### YOUR OBJECTIVE
Pictures are not part of the copy. Reproduce all the records exactly.

(Beginning of SUPPLIED MATERIAL)

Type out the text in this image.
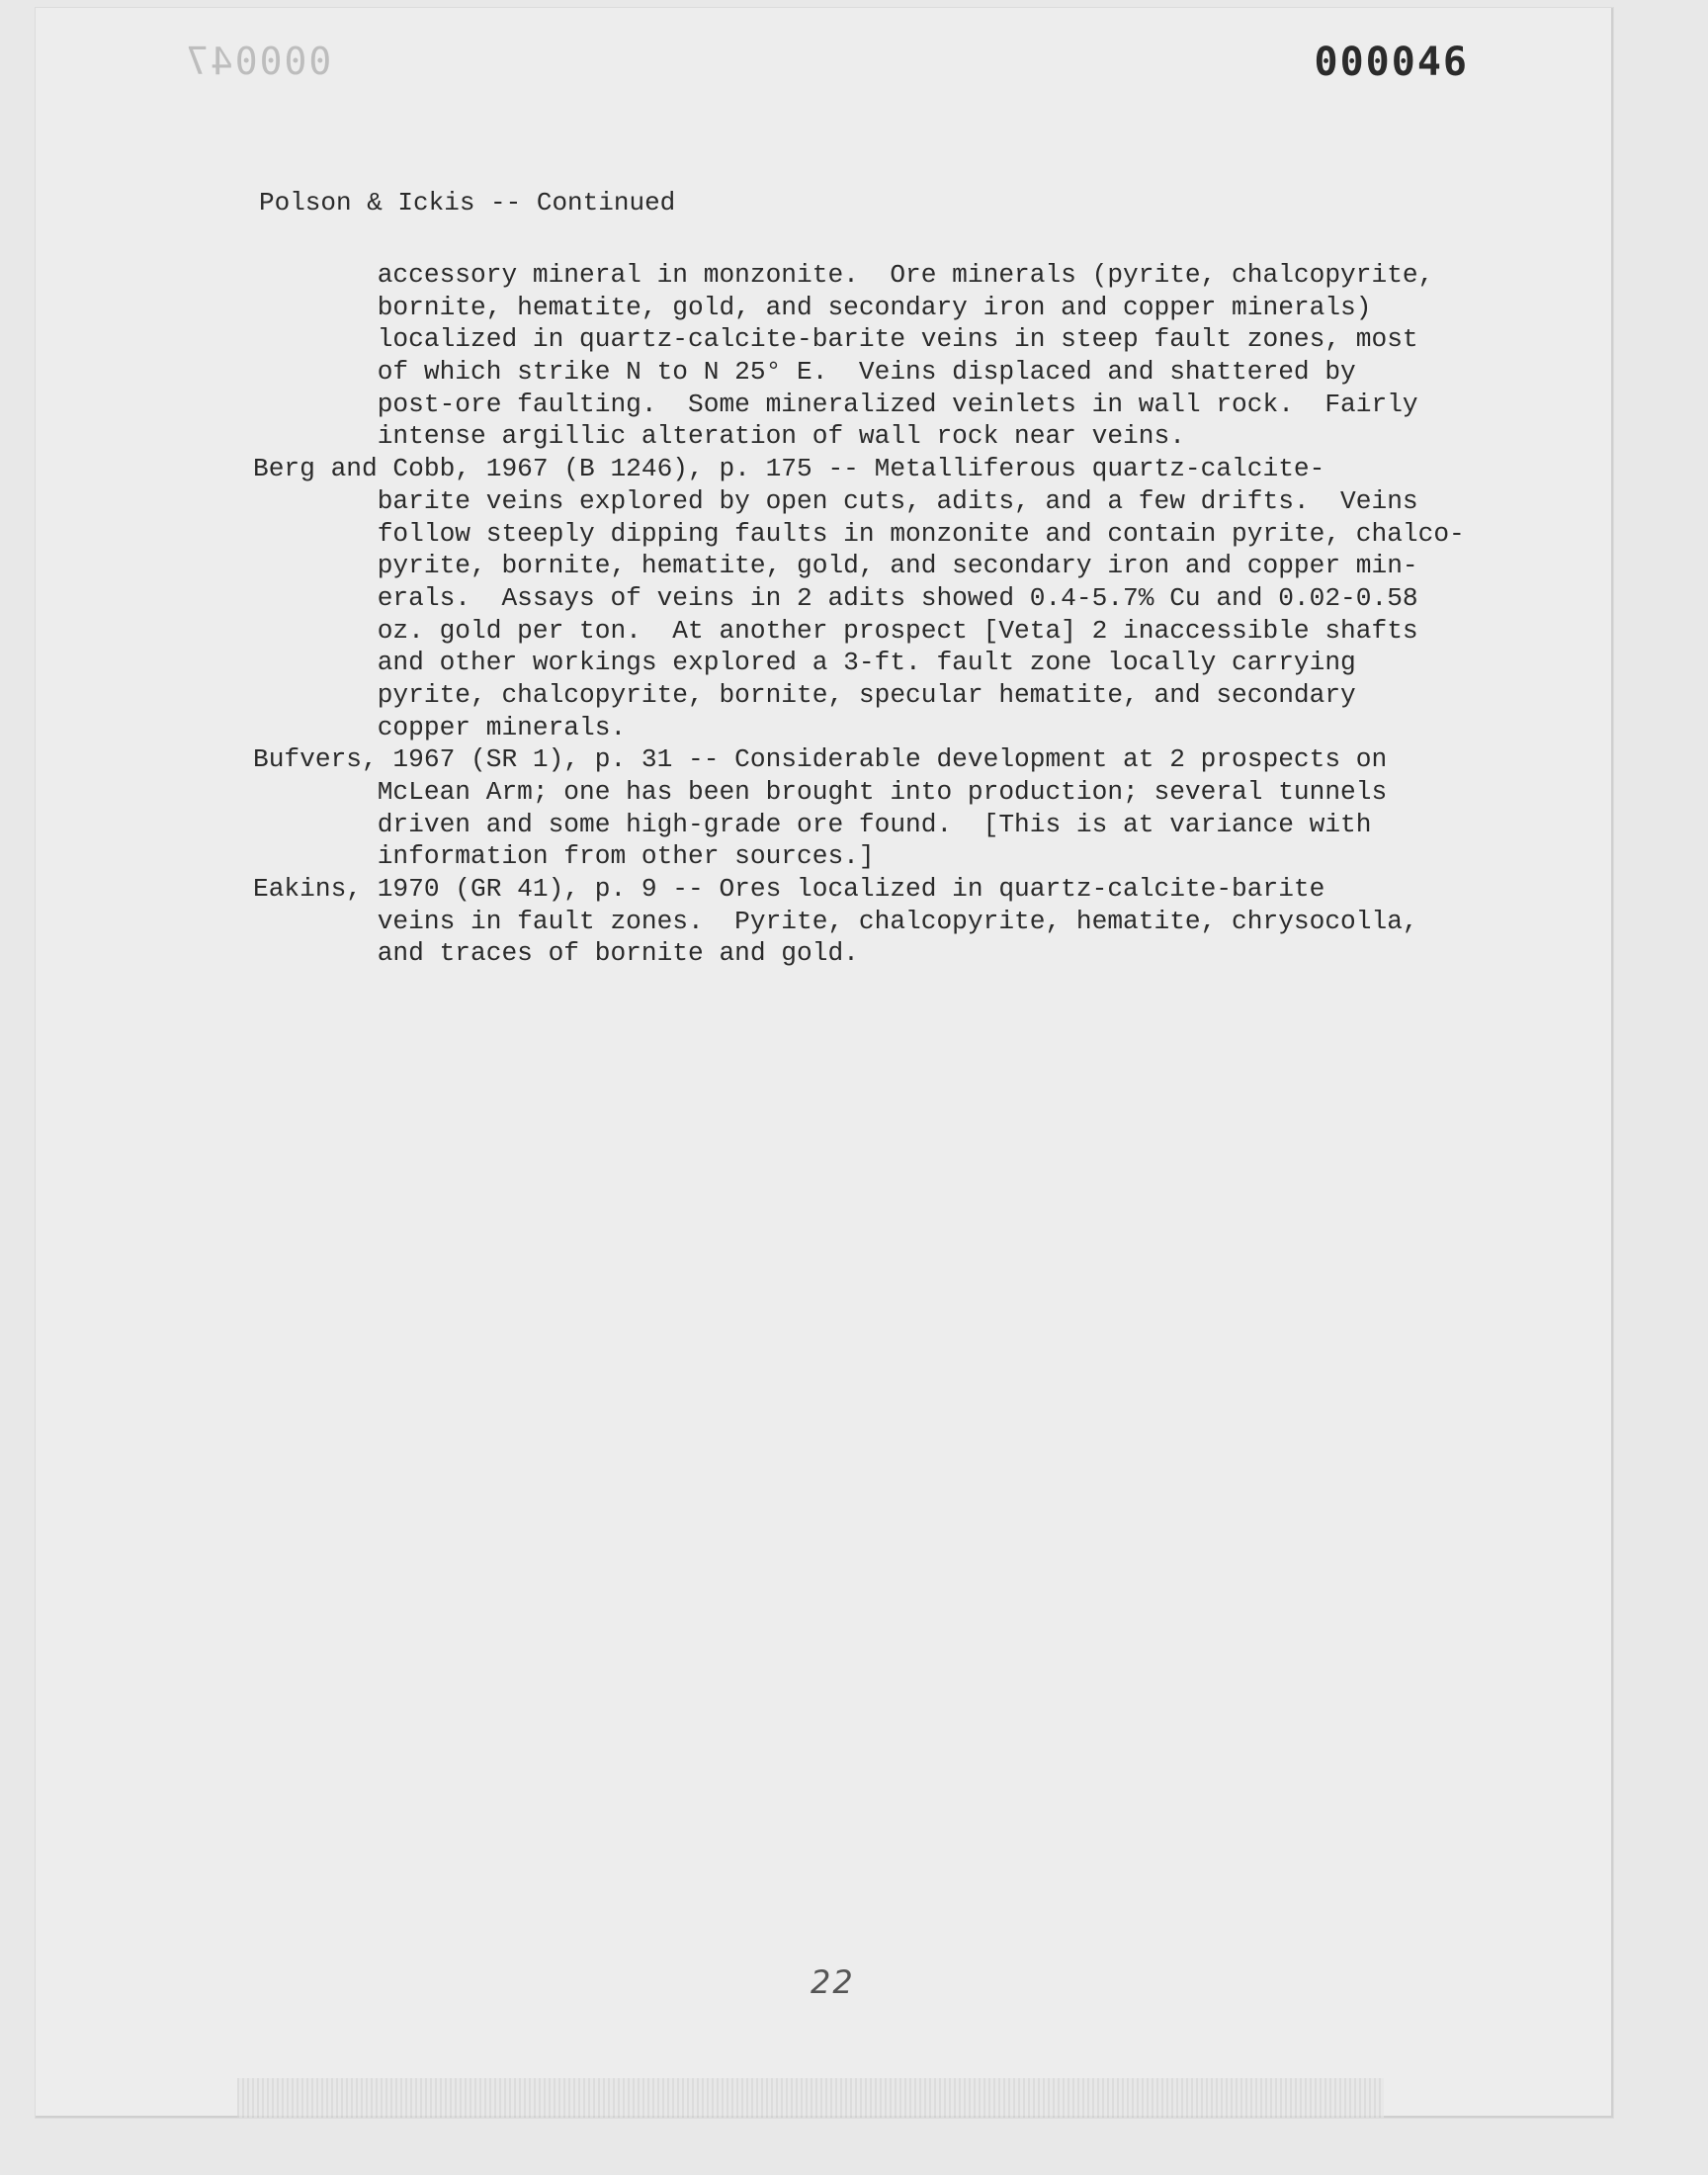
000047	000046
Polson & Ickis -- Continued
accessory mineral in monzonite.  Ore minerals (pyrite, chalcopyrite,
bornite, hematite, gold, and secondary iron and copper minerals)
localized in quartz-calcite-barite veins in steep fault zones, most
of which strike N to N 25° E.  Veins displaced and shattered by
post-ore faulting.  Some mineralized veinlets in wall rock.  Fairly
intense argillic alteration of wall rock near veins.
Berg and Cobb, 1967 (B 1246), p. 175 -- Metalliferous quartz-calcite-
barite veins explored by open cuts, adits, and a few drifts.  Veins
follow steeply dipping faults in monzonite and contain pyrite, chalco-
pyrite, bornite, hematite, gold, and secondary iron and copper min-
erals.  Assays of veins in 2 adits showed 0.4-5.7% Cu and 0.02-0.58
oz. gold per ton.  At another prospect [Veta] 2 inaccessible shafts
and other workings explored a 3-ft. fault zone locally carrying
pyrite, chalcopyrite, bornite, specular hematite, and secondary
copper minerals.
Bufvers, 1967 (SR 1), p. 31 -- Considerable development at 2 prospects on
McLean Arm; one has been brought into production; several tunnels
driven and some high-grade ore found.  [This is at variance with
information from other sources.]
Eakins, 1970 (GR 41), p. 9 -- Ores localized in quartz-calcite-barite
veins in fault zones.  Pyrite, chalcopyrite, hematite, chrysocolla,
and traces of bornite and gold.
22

(End of SUPPLIED MATERIAL)

### TASK RESULT
Type out the text in this image.
000047	000046
Polson & Ickis -- Continued
accessory mineral in monzonite.  Ore minerals (pyrite, chalcopyrite,
bornite, hematite, gold, and secondary iron and copper minerals)
localized in quartz-calcite-barite veins in steep fault zones, most
of which strike N to N 25° E.  Veins displaced and shattered by
post-ore faulting.  Some mineralized veinlets in wall rock.  Fairly
intense argillic alteration of wall rock near veins.
Berg and Cobb, 1967 (B 1246), p. 175 -- Metalliferous quartz-calcite-
barite veins explored by open cuts, adits, and a few drifts.  Veins
follow steeply dipping faults in monzonite and contain pyrite, chalco-
pyrite, bornite, hematite, gold, and secondary iron and copper min-
erals.  Assays of veins in 2 adits showed 0.4-5.7% Cu and 0.02-0.58
oz. gold per ton.  At another prospect [Veta] 2 inaccessible shafts
and other workings explored a 3-ft. fault zone locally carrying
pyrite, chalcopyrite, bornite, specular hematite, and secondary
copper minerals.
Bufvers, 1967 (SR 1), p. 31 -- Considerable development at 2 prospects on
McLean Arm; one has been brought into production; several tunnels
driven and some high-grade ore found.  [This is at variance with
information from other sources.]
Eakins, 1970 (GR 41), p. 9 -- Ores localized in quartz-calcite-barite
veins in fault zones.  Pyrite, chalcopyrite, hematite, chrysocolla,
and traces of bornite and gold.
22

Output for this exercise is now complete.